EXERCISE PROMPT: Extract every line below that contains the word "Zakupu".

DATA ENTRIES:
——————

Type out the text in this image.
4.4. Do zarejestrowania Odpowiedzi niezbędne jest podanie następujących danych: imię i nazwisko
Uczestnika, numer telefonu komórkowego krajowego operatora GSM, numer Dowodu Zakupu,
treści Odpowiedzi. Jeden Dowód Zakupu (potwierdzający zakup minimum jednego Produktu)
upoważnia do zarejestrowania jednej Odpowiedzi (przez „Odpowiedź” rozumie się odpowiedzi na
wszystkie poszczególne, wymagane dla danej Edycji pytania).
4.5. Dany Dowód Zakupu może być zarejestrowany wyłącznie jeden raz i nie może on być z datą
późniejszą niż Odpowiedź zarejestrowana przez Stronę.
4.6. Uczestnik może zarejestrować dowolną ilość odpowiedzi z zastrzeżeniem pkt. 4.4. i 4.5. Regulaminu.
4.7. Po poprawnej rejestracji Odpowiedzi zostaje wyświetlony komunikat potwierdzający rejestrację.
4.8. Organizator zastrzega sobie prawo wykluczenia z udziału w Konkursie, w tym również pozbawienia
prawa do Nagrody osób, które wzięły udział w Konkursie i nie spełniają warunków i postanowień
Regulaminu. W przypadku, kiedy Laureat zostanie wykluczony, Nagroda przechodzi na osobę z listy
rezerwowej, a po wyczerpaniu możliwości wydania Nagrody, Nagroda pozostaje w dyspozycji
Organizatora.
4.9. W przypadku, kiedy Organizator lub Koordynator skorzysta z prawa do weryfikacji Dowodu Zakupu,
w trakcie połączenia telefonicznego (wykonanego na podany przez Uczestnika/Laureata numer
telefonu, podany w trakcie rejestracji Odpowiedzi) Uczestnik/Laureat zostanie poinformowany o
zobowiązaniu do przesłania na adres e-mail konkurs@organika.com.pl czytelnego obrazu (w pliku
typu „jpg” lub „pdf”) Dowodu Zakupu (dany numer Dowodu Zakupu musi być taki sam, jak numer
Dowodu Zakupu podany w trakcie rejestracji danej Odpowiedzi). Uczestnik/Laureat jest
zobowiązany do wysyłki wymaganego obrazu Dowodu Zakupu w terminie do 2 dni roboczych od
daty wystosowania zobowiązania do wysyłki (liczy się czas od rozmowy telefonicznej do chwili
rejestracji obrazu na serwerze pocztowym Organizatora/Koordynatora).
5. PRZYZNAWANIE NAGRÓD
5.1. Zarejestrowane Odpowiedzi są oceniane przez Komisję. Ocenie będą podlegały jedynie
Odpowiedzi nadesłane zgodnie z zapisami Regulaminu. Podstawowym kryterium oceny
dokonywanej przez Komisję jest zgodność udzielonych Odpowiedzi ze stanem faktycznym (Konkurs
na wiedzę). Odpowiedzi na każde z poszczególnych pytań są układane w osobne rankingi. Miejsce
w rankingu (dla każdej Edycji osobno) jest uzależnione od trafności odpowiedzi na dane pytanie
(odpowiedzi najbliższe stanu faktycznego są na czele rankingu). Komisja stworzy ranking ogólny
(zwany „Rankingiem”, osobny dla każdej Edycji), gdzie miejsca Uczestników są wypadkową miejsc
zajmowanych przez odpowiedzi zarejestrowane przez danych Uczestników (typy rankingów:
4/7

——————

PROBLEM SOLUTION:
Uczestnika, numer telefonu komórkowego krajowego operatora GSM, numer Dowodu Zakupu,
treści Odpowiedzi. Jeden Dowód Zakupu (potwierdzający zakup minimum jednego Produktu)
4.5. Dany Dowód Zakupu może być zarejestrowany wyłącznie jeden raz i nie może on być z datą
4.9. W przypadku, kiedy Organizator lub Koordynator skorzysta z prawa do weryfikacji Dowodu Zakupu,
typu „jpg” lub „pdf”) Dowodu Zakupu (dany numer Dowodu Zakupu musi być taki sam, jak numer
Dowodu Zakupu podany w trakcie rejestracji danej Odpowiedzi). Uczestnik/Laureat jest
zobowiązany do wysyłki wymaganego obrazu Dowodu Zakupu w terminie do 2 dni roboczych od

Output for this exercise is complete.